Set exercise: Each record needs to be echoed exactly; can you do that?

Data for this task:
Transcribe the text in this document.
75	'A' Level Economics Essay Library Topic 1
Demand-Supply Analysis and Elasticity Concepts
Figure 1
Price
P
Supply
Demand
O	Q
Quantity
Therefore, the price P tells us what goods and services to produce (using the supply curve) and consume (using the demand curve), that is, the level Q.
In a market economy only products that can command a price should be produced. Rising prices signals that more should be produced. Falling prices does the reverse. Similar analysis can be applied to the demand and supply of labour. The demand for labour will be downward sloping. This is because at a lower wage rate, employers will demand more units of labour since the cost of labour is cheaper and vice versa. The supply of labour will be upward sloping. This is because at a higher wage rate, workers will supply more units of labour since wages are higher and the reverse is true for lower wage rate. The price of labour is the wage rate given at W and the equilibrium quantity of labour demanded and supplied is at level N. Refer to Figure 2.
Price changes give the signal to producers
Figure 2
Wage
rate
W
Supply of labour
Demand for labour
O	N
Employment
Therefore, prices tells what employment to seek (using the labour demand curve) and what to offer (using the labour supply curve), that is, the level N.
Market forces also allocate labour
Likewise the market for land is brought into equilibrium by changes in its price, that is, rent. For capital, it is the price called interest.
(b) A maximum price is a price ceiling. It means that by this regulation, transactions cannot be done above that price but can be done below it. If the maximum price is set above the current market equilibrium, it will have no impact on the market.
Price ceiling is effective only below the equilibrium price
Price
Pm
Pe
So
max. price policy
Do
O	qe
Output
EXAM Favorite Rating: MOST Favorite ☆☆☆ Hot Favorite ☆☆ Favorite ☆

Answer for this exercise:
Transcribe the text in this document.
75	'A' Level Economics Essay Library Topic 1
Demand-Supply Analysis and Elasticity Concepts
Figure 1
Price
P
Supply
Demand
O	Q
Quantity
Therefore, the price P tells us what goods and services to produce (using the supply curve) and consume (using the demand curve), that is, the level Q.
In a market economy only products that can command a price should be produced. Rising prices signals that more should be produced. Falling prices does the reverse. Similar analysis can be applied to the demand and supply of labour. The demand for labour will be downward sloping. This is because at a lower wage rate, employers will demand more units of labour since the cost of labour is cheaper and vice versa. The supply of labour will be upward sloping. This is because at a higher wage rate, workers will supply more units of labour since wages are higher and the reverse is true for lower wage rate. The price of labour is the wage rate given at W and the equilibrium quantity of labour demanded and supplied is at level N. Refer to Figure 2.
Price changes give the signal to producers
Figure 2
Wage
rate
W
Supply of labour
Demand for labour
O	N
Employment
Therefore, prices tells what employment to seek (using the labour demand curve) and what to offer (using the labour supply curve), that is, the level N.
Market forces also allocate labour
Likewise the market for land is brought into equilibrium by changes in its price, that is, rent. For capital, it is the price called interest.
(b) A maximum price is a price ceiling. It means that by this regulation, transactions cannot be done above that price but can be done below it. If the maximum price is set above the current market equilibrium, it will have no impact on the market.
Price ceiling is effective only below the equilibrium price
Price
Pm
Pe
So
max. price policy
Do
O	qe
Output
EXAM Favorite Rating: MOST Favorite ☆☆☆ Hot Favorite ☆☆ Favorite ☆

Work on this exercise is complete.